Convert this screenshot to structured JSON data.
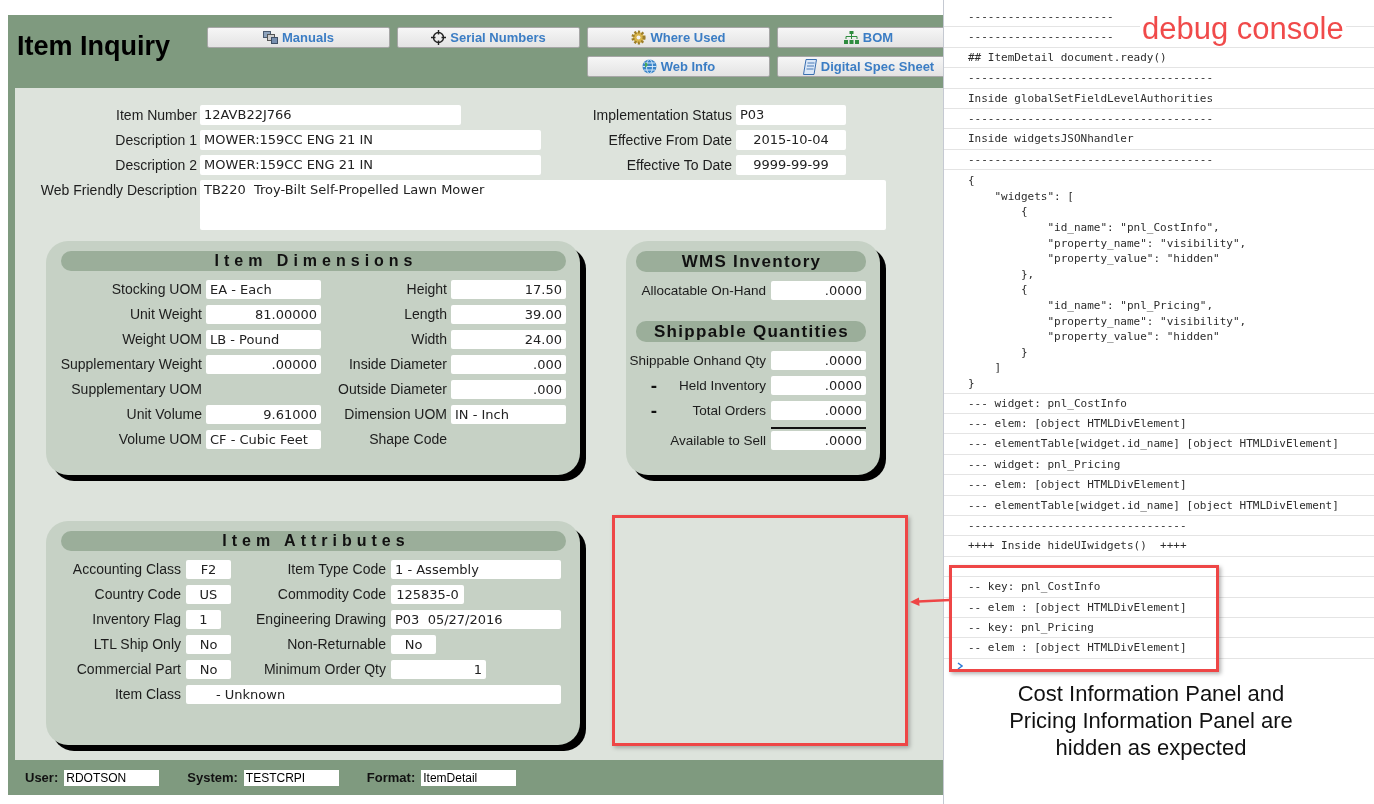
{
  "header": {
    "title": "Item Inquiry",
    "button_rows": [
      [
        "Manuals",
        "Serial Numbers",
        "Where Used",
        "BOM"
      ],
      [
        "Web Info",
        "Digital Spec Sheet"
      ]
    ]
  },
  "item_info": {
    "fields": [
      {
        "label": "Item Number",
        "value": "12AVB22J766",
        "kind": "text"
      },
      {
        "label": "Description 1",
        "value": "MOWER:159CC ENG 21 IN",
        "kind": "text"
      },
      {
        "label": "Description 2",
        "value": "MOWER:159CC ENG 21 IN",
        "kind": "text"
      }
    ],
    "status_fields": [
      {
        "label": "Implementation Status",
        "value": "P03",
        "kind": "text"
      },
      {
        "label": "Effective From Date",
        "value": "2015-10-04",
        "kind": "date"
      },
      {
        "label": "Effective To Date",
        "value": "9999-99-99",
        "kind": "date"
      }
    ],
    "web_description": {
      "label": "Web Friendly Description",
      "value": "TB220  Troy-Bilt Self-Propelled Lawn Mower"
    }
  },
  "item_dimensions": {
    "title": "Item Dimensions",
    "left_fields": [
      {
        "label": "Stocking UOM",
        "value": "EA - Each",
        "kind": "text"
      },
      {
        "label": "Unit Weight",
        "value": "81.00000",
        "kind": "number"
      },
      {
        "label": "Weight UOM",
        "value": "LB - Pound",
        "kind": "text"
      },
      {
        "label": "Supplementary Weight",
        "value": ".00000",
        "kind": "number"
      },
      {
        "label": "Supplementary UOM"
      },
      {
        "label": "Unit Volume",
        "value": "9.61000",
        "kind": "number"
      },
      {
        "label": "Volume UOM",
        "value": "CF - Cubic Feet",
        "kind": "text"
      }
    ],
    "right_fields": [
      {
        "label": "Height",
        "value": "17.50",
        "kind": "number"
      },
      {
        "label": "Length",
        "value": "39.00",
        "kind": "number"
      },
      {
        "label": "Width",
        "value": "24.00",
        "kind": "number"
      },
      {
        "label": "Inside Diameter",
        "value": ".000",
        "kind": "number"
      },
      {
        "label": "Outside Diameter",
        "value": ".000",
        "kind": "number"
      },
      {
        "label": "Dimension UOM",
        "value": "IN - Inch",
        "kind": "text"
      },
      {
        "label": "Shape Code"
      }
    ]
  },
  "wms_panel": {
    "sections": [
      {
        "title": "WMS Inventory",
        "fields": [
          {
            "label": "Allocatable On-Hand",
            "value": ".0000",
            "kind": "number",
            "total": false
          }
        ]
      },
      {
        "title": "Shippable Quantities",
        "fields": [
          {
            "label": "Shippable Onhand Qty",
            "value": ".0000",
            "kind": "number",
            "total": false
          },
          {
            "sign": "-",
            "label": "Held Inventory",
            "value": ".0000",
            "kind": "number",
            "total": false
          },
          {
            "sign": "-",
            "label": "Total Orders",
            "value": ".0000",
            "kind": "number",
            "total": false
          },
          {
            "label": "Available to Sell",
            "value": ".0000",
            "kind": "number",
            "total": true
          }
        ]
      }
    ]
  },
  "item_attributes": {
    "title": "Item Attributes",
    "left_fields": [
      {
        "label": "Accounting Class",
        "value": "F2",
        "kind": "code"
      },
      {
        "label": "Country Code",
        "value": "US",
        "kind": "code"
      },
      {
        "label": "Inventory Flag",
        "value": "1",
        "kind": "code"
      },
      {
        "label": "LTL Ship Only",
        "value": "No",
        "kind": "code"
      },
      {
        "label": "Commercial Part",
        "value": "No",
        "kind": "code"
      }
    ],
    "right_fields": [
      {
        "label": "Item Type Code",
        "value": "1 - Assembly",
        "kind": "text"
      },
      {
        "label": "Commodity Code",
        "value": "125835-0",
        "kind": "code"
      },
      {
        "label": "Engineering Drawing",
        "value": "P03  05/27/2016",
        "kind": "text"
      },
      {
        "label": "Non-Returnable",
        "value": "No",
        "kind": "code"
      },
      {
        "label": "Minimum Order Qty",
        "value": "1",
        "kind": "number"
      }
    ],
    "item_class": {
      "label": "Item Class",
      "value": "- Unknown"
    }
  },
  "status_bar": [
    {
      "label": "User:",
      "value": "RDOTSON"
    },
    {
      "label": "System:",
      "value": "TESTCRPI"
    },
    {
      "label": "Format:",
      "value": "ItemDetail"
    }
  ],
  "console": {
    "entries": [
      {
        "kind": "line",
        "text": "----------------------"
      },
      {
        "kind": "line",
        "text": "----------------------"
      },
      {
        "kind": "line",
        "text": "## ItemDetail document.ready()"
      },
      {
        "kind": "line",
        "text": "-------------------------------------"
      },
      {
        "kind": "line",
        "text": "Inside globalSetFieldLevelAuthorities"
      },
      {
        "kind": "line",
        "text": "-------------------------------------"
      },
      {
        "kind": "line",
        "text": "Inside widgetsJSONhandler"
      },
      {
        "kind": "line",
        "text": "-------------------------------------"
      },
      {
        "kind": "block",
        "text": "{\n    \"widgets\": [\n        {\n            \"id_name\": \"pnl_CostInfo\",\n            \"property_name\": \"visibility\",\n            \"property_value\": \"hidden\"\n        },\n        {\n            \"id_name\": \"pnl_Pricing\",\n            \"property_name\": \"visibility\",\n            \"property_value\": \"hidden\"\n        }\n    ]\n}"
      },
      {
        "kind": "line",
        "text": "--- widget: pnl_CostInfo"
      },
      {
        "kind": "line",
        "text": "--- elem: [object HTMLDivElement]"
      },
      {
        "kind": "line",
        "text": "--- elementTable[widget.id_name] [object HTMLDivElement]"
      },
      {
        "kind": "line",
        "text": "--- widget: pnl_Pricing"
      },
      {
        "kind": "line",
        "text": "--- elem: [object HTMLDivElement]"
      },
      {
        "kind": "line",
        "text": "--- elementTable[widget.id_name] [object HTMLDivElement]"
      },
      {
        "kind": "line",
        "text": "---------------------------------"
      },
      {
        "kind": "line",
        "text": "++++ Inside hideUIwidgets()  ++++"
      }
    ],
    "highlighted_entries": [
      "-- key: pnl_CostInfo",
      "-- elem : [object HTMLDivElement]",
      "-- key: pnl_Pricing",
      "-- elem : [object HTMLDivElement]"
    ]
  },
  "annotations": {
    "title": "debug console",
    "caption": "Cost Information Panel and Pricing Information Panel are hidden as expected"
  }
}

········

■ **What this task involves**
Copy the material exactly. Do not include the pictures.

■ **Output below**
Convert this screenshot to structured JSON data.
{
  "header": {
    "title": "Item Inquiry",
    "button_rows": [
      [
        "Manuals",
        "Serial Numbers",
        "Where Used",
        "BOM"
      ],
      [
        "Web Info",
        "Digital Spec Sheet"
      ]
    ]
  },
  "item_info": {
    "fields": [
      {
        "label": "Item Number",
        "value": "12AVB22J766",
        "kind": "text"
      },
      {
        "label": "Description 1",
        "value": "MOWER:159CC ENG 21 IN",
        "kind": "text"
      },
      {
        "label": "Description 2",
        "value": "MOWER:159CC ENG 21 IN",
        "kind": "text"
      }
    ],
    "status_fields": [
      {
        "label": "Implementation Status",
        "value": "P03",
        "kind": "text"
      },
      {
        "label": "Effective From Date",
        "value": "2015-10-04",
        "kind": "date"
      },
      {
        "label": "Effective To Date",
        "value": "9999-99-99",
        "kind": "date"
      }
    ],
    "web_description": {
      "label": "Web Friendly Description",
      "value": "TB220  Troy-Bilt Self-Propelled Lawn Mower"
    }
  },
  "item_dimensions": {
    "title": "Item Dimensions",
    "left_fields": [
      {
        "label": "Stocking UOM",
        "value": "EA - Each",
        "kind": "text"
      },
      {
        "label": "Unit Weight",
        "value": "81.00000",
        "kind": "number"
      },
      {
        "label": "Weight UOM",
        "value": "LB - Pound",
        "kind": "text"
      },
      {
        "label": "Supplementary Weight",
        "value": ".00000",
        "kind": "number"
      },
      {
        "label": "Supplementary UOM"
      },
      {
        "label": "Unit Volume",
        "value": "9.61000",
        "kind": "number"
      },
      {
        "label": "Volume UOM",
        "value": "CF - Cubic Feet",
        "kind": "text"
      }
    ],
    "right_fields": [
      {
        "label": "Height",
        "value": "17.50",
        "kind": "number"
      },
      {
        "label": "Length",
        "value": "39.00",
        "kind": "number"
      },
      {
        "label": "Width",
        "value": "24.00",
        "kind": "number"
      },
      {
        "label": "Inside Diameter",
        "value": ".000",
        "kind": "number"
      },
      {
        "label": "Outside Diameter",
        "value": ".000",
        "kind": "number"
      },
      {
        "label": "Dimension UOM",
        "value": "IN - Inch",
        "kind": "text"
      },
      {
        "label": "Shape Code"
      }
    ]
  },
  "wms_panel": {
    "sections": [
      {
        "title": "WMS Inventory",
        "fields": [
          {
            "label": "Allocatable On-Hand",
            "value": ".0000",
            "kind": "number",
            "total": false
          }
        ]
      },
      {
        "title": "Shippable Quantities",
        "fields": [
          {
            "label": "Shippable Onhand Qty",
            "value": ".0000",
            "kind": "number",
            "total": false
          },
          {
            "sign": "-",
            "label": "Held Inventory",
            "value": ".0000",
            "kind": "number",
            "total": false
          },
          {
            "sign": "-",
            "label": "Total Orders",
            "value": ".0000",
            "kind": "number",
            "total": false
          },
          {
            "label": "Available to Sell",
            "value": ".0000",
            "kind": "number",
            "total": true
          }
        ]
      }
    ]
  },
  "item_attributes": {
    "title": "Item Attributes",
    "left_fields": [
      {
        "label": "Accounting Class",
        "value": "F2",
        "kind": "code"
      },
      {
        "label": "Country Code",
        "value": "US",
        "kind": "code"
      },
      {
        "label": "Inventory Flag",
        "value": "1",
        "kind": "code"
      },
      {
        "label": "LTL Ship Only",
        "value": "No",
        "kind": "code"
      },
      {
        "label": "Commercial Part",
        "value": "No",
        "kind": "code"
      }
    ],
    "right_fields": [
      {
        "label": "Item Type Code",
        "value": "1 - Assembly",
        "kind": "text"
      },
      {
        "label": "Commodity Code",
        "value": "125835-0",
        "kind": "code"
      },
      {
        "label": "Engineering Drawing",
        "value": "P03  05/27/2016",
        "kind": "text"
      },
      {
        "label": "Non-Returnable",
        "value": "No",
        "kind": "code"
      },
      {
        "label": "Minimum Order Qty",
        "value": "1",
        "kind": "number"
      }
    ],
    "item_class": {
      "label": "Item Class",
      "value": "- Unknown"
    }
  },
  "status_bar": [
    {
      "label": "User:",
      "value": "RDOTSON"
    },
    {
      "label": "System:",
      "value": "TESTCRPI"
    },
    {
      "label": "Format:",
      "value": "ItemDetail"
    }
  ],
  "console": {
    "entries": [
      {
        "kind": "line",
        "text": "----------------------"
      },
      {
        "kind": "line",
        "text": "----------------------"
      },
      {
        "kind": "line",
        "text": "## ItemDetail document.ready()"
      },
      {
        "kind": "line",
        "text": "-------------------------------------"
      },
      {
        "kind": "line",
        "text": "Inside globalSetFieldLevelAuthorities"
      },
      {
        "kind": "line",
        "text": "-------------------------------------"
      },
      {
        "kind": "line",
        "text": "Inside widgetsJSONhandler"
      },
      {
        "kind": "line",
        "text": "-------------------------------------"
      },
      {
        "kind": "block",
        "text": "{\n    \"widgets\": [\n        {\n            \"id_name\": \"pnl_CostInfo\",\n            \"property_name\": \"visibility\",\n            \"property_value\": \"hidden\"\n        },\n        {\n            \"id_name\": \"pnl_Pricing\",\n            \"property_name\": \"visibility\",\n            \"property_value\": \"hidden\"\n        }\n    ]\n}"
      },
      {
        "kind": "line",
        "text": "--- widget: pnl_CostInfo"
      },
      {
        "kind": "line",
        "text": "--- elem: [object HTMLDivElement]"
      },
      {
        "kind": "line",
        "text": "--- elementTable[widget.id_name] [object HTMLDivElement]"
      },
      {
        "kind": "line",
        "text": "--- widget: pnl_Pricing"
      },
      {
        "kind": "line",
        "text": "--- elem: [object HTMLDivElement]"
      },
      {
        "kind": "line",
        "text": "--- elementTable[widget.id_name] [object HTMLDivElement]"
      },
      {
        "kind": "line",
        "text": "---------------------------------"
      },
      {
        "kind": "line",
        "text": "++++ Inside hideUIwidgets()  ++++"
      }
    ],
    "highlighted_entries": [
      "-- key: pnl_CostInfo",
      "-- elem : [object HTMLDivElement]",
      "-- key: pnl_Pricing",
      "-- elem : [object HTMLDivElement]"
    ]
  },
  "annotations": {
    "title": "debug console",
    "caption": "Cost Information Panel and Pricing Information Panel are hidden as expected"
  }
}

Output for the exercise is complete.